→ **TASK MATERIAL**:
──────────

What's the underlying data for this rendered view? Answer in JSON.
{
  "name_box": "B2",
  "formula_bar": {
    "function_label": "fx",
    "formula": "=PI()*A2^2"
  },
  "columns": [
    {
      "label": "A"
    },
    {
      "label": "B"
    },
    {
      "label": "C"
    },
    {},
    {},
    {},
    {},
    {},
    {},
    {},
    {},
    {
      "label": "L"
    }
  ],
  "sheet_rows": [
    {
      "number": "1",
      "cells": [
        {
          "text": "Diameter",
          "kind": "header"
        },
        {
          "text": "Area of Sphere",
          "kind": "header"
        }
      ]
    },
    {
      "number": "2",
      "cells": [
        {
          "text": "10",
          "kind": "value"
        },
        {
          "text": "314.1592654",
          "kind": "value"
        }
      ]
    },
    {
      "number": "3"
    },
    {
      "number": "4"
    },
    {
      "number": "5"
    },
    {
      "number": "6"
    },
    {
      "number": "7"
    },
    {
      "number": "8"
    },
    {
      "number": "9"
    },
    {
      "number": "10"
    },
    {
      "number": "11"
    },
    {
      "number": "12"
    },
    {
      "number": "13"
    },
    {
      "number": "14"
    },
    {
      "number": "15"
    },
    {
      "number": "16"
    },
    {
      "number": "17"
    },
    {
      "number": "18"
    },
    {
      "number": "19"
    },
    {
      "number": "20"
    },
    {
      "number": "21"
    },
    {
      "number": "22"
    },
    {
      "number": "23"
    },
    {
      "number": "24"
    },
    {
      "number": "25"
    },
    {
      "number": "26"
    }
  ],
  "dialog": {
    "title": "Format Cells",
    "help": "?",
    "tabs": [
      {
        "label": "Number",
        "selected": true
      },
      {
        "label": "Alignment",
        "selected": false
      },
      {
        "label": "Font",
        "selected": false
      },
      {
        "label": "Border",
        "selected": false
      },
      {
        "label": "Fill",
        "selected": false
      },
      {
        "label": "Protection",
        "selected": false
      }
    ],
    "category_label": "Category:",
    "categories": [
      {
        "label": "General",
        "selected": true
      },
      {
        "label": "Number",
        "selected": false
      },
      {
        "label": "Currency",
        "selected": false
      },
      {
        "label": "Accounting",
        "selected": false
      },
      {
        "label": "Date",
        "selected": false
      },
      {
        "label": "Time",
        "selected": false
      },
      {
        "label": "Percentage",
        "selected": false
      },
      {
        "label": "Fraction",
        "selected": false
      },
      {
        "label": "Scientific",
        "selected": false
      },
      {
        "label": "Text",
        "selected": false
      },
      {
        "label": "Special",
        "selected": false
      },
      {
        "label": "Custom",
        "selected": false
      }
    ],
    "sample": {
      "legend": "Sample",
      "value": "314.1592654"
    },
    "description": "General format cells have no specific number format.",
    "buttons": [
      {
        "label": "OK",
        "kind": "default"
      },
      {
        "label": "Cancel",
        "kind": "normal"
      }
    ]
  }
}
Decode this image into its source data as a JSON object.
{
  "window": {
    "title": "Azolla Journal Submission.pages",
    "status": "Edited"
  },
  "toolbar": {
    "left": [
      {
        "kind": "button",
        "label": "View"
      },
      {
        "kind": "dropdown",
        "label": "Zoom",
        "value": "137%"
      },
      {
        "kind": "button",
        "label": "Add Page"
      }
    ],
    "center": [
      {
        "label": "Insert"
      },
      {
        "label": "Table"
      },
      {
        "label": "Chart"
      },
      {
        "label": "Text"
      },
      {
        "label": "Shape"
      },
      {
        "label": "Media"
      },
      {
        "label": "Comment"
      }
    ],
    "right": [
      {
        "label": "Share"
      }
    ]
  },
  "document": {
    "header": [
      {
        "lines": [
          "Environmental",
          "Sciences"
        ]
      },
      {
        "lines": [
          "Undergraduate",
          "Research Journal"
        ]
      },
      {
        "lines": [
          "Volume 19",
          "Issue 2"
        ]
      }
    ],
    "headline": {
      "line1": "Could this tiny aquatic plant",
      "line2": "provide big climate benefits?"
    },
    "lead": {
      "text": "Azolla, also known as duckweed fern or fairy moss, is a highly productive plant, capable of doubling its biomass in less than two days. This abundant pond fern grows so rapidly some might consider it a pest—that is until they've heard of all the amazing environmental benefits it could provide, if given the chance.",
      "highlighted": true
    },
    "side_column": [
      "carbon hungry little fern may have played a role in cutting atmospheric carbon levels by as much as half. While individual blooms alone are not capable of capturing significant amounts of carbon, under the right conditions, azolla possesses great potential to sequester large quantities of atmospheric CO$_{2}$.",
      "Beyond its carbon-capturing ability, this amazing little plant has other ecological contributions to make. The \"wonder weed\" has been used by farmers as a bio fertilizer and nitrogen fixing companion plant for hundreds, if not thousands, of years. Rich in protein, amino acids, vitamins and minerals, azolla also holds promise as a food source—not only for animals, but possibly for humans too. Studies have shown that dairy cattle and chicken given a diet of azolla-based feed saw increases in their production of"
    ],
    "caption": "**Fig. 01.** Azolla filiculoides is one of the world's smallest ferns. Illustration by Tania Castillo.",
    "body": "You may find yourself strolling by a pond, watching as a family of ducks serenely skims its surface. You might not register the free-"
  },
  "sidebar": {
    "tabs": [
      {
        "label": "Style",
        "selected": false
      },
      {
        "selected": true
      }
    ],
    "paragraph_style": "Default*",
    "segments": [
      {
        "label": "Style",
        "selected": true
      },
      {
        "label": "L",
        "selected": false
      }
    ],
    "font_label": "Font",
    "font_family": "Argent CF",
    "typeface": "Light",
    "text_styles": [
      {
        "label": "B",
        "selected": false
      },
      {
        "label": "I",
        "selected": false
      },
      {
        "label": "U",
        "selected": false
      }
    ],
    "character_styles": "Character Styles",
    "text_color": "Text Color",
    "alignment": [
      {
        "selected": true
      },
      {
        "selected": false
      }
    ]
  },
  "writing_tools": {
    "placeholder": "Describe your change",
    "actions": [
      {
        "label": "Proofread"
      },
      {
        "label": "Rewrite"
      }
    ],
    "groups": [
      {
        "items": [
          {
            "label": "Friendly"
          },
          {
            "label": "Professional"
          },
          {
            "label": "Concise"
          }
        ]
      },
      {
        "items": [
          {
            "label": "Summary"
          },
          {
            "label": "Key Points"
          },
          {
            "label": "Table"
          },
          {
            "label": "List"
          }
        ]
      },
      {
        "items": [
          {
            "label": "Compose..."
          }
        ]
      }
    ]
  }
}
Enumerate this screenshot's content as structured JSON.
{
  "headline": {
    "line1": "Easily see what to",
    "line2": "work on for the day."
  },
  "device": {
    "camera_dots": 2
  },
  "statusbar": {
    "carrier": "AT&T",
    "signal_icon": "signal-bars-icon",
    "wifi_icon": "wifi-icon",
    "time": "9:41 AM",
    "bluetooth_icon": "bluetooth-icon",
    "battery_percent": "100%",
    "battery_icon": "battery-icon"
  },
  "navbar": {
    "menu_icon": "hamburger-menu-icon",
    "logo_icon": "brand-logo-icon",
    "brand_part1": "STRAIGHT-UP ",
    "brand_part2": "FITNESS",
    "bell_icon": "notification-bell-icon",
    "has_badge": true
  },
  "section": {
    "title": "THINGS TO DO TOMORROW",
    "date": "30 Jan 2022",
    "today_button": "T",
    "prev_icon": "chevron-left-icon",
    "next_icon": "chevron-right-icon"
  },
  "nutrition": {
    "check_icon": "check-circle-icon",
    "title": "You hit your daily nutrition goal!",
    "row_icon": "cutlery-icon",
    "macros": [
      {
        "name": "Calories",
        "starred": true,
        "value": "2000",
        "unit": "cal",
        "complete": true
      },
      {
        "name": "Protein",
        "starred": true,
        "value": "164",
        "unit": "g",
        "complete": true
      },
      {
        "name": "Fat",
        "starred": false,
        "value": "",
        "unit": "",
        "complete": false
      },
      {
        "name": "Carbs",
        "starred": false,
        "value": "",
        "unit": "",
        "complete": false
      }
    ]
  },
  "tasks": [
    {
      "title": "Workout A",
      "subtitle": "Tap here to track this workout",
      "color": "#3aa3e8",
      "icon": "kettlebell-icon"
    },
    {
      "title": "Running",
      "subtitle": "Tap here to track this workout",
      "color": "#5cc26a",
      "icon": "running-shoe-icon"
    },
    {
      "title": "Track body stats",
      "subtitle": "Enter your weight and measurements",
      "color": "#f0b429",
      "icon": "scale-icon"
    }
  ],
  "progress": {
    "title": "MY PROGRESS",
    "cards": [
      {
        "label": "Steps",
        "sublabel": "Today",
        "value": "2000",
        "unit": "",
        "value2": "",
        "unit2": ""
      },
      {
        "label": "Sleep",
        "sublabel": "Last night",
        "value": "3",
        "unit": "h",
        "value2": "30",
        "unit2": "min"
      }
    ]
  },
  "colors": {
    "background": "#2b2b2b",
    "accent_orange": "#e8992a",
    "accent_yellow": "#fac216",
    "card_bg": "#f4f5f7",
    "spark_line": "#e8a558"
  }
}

──────────

Go through the listing above and copy each line that contains "sublabel".

→ **SOLUTION TO THIS PROBLEM**:
        "sublabel": "Today",
        "sublabel": "Last night",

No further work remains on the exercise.